What you need to do:
Hunt for the word "conversations" across the entries below, copying each line that holds it.

[begin Data for the task]

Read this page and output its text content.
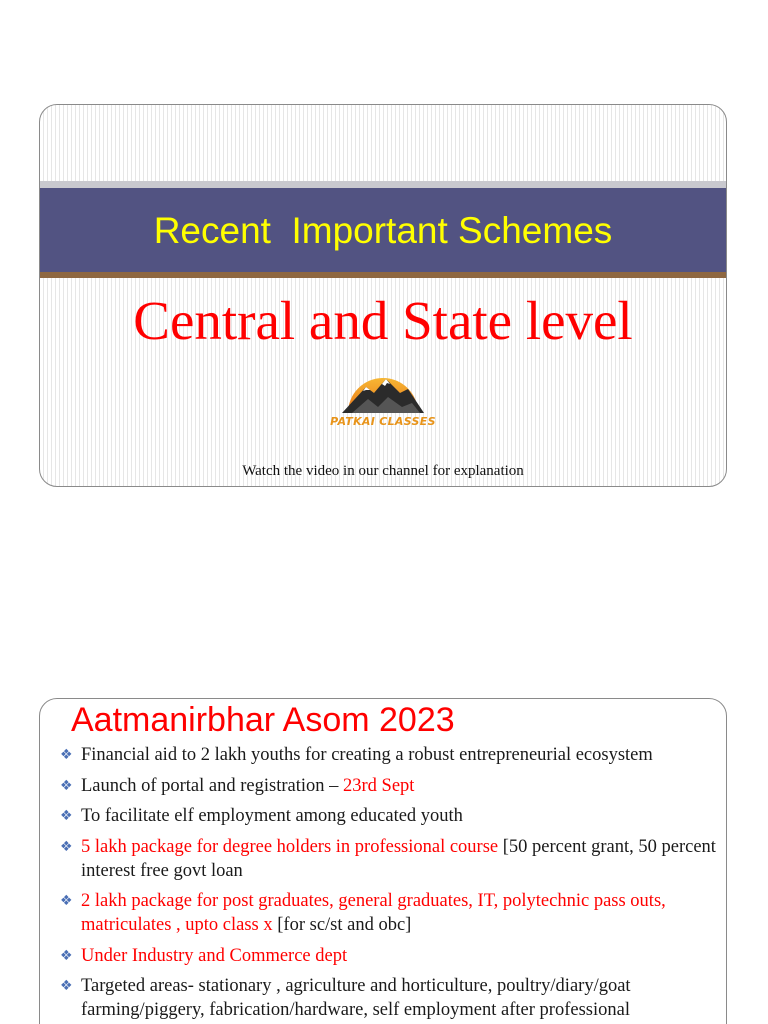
Recent  Important Schemes
Central and State level
PATKAI CLASSES
Watch the video in our channel for explanation
Aatmanirbhar Asom 2023
❖ Financial aid to 2 lakh youths for creating a robust entrepreneurial ecosystem
❖ Launch of portal and registration – 23rd Sept
❖ To facilitate elf employment among educated youth
❖ 5 lakh package for degree holders in professional course [50 percent grant, 50 percent interest free govt loan
❖ 2 lakh package for post graduates, general graduates, IT, polytechnic pass outs, matriculates , upto class x [for sc/st and obc]
❖ Under Industry and Commerce dept
❖ Targeted areas- stationary , agriculture and horticulture, poultry/diary/goat farming/piggery, fabrication/hardware, self employment after professional
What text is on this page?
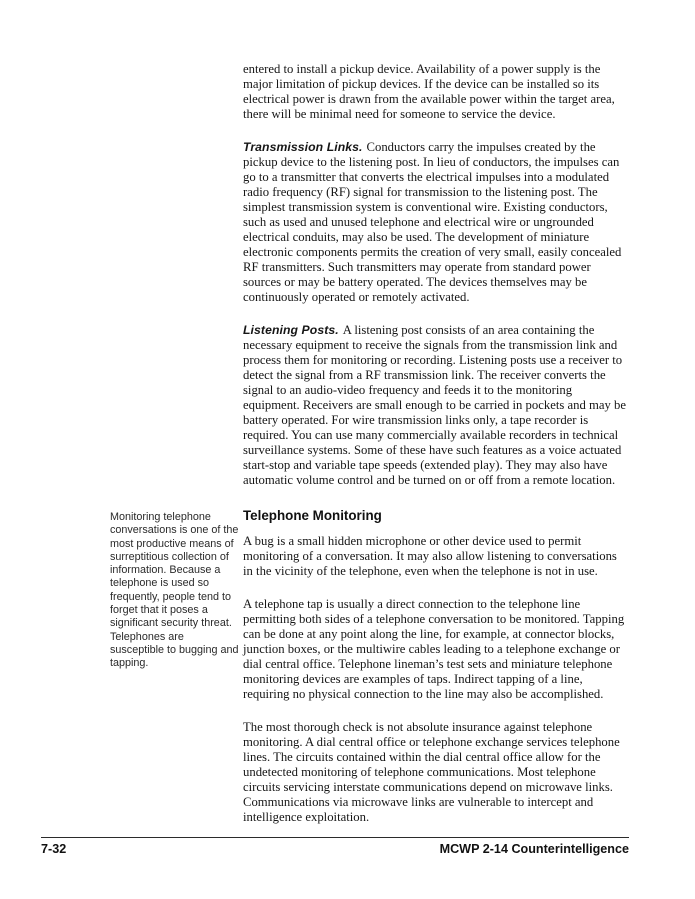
Monitoring telephone conversations is one of the most productive means of surreptitious collection of information. Because a telephone is used so frequently, people tend to forget that it poses a significant security threat. Telephones are susceptible to bugging and tapping.

entered to install a pickup device. Availability of a power supply is the major limitation of pickup devices. If the device can be installed so its electrical power is drawn from the available power within the target area, there will be minimal need for someone to service the device.

Transmission Links. Conductors carry the impulses created by the pickup device to the listening post. In lieu of conductors, the impulses can go to a transmitter that converts the electrical impulses into a modulated radio frequency (RF) signal for transmission to the listening post. The simplest transmission system is conventional wire. Existing conductors, such as used and unused telephone and electrical wire or ungrounded electrical conduits, may also be used. The development of miniature electronic components permits the creation of very small, easily concealed RF transmitters. Such transmitters may operate from standard power sources or may be battery operated. The devices themselves may be continuously operated or remotely activated.

Listening Posts. A listening post consists of an area containing the necessary equipment to receive the signals from the transmission link and process them for monitoring or recording. Listening posts use a receiver to detect the signal from a RF transmission link. The receiver converts the signal to an audio-video frequency and feeds it to the monitoring equipment. Receivers are small enough to be carried in pockets and may be battery operated. For wire transmission links only, a tape recorder is required. You can use many commercially available recorders in technical surveillance systems. Some of these have such features as a voice actuated start-stop and variable tape speeds (extended play). They may also have automatic volume control and be turned on or off from a remote location.

Telephone Monitoring

A bug is a small hidden microphone or other device used to permit monitoring of a conversation. It may also allow listening to conversations in the vicinity of the telephone, even when the telephone is not in use.

A telephone tap is usually a direct connection to the telephone line permitting both sides of a telephone conversation to be monitored. Tapping can be done at any point along the line, for example, at connector blocks, junction boxes, or the multiwire cables leading to a telephone exchange or dial central office. Telephone lineman’s test sets and miniature telephone monitoring devices are examples of taps. Indirect tapping of a line, requiring no physical connection to the line may also be accomplished.

The most thorough check is not absolute insurance against telephone monitoring. A dial central office or telephone exchange services telephone lines. The circuits contained within the dial central office allow for the undetected monitoring of telephone communications. Most telephone circuits servicing interstate communications depend on microwave links. Communications via microwave links are vulnerable to intercept and intelligence exploitation.

7-32	MCWP 2-14 Counterintelligence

[end Data for the task]

Solved problem:
Monitoring telephone conversations is one of the most productive means of surreptitious collection of information. Because a telephone is used so frequently, people tend to forget that it poses a significant security threat. Telephones are susceptible to bugging and tapping.
A bug is a small hidden microphone or other device used to permit monitoring of a conversation. It may also allow listening to conversations in the vicinity of the telephone, even when the telephone is not in use.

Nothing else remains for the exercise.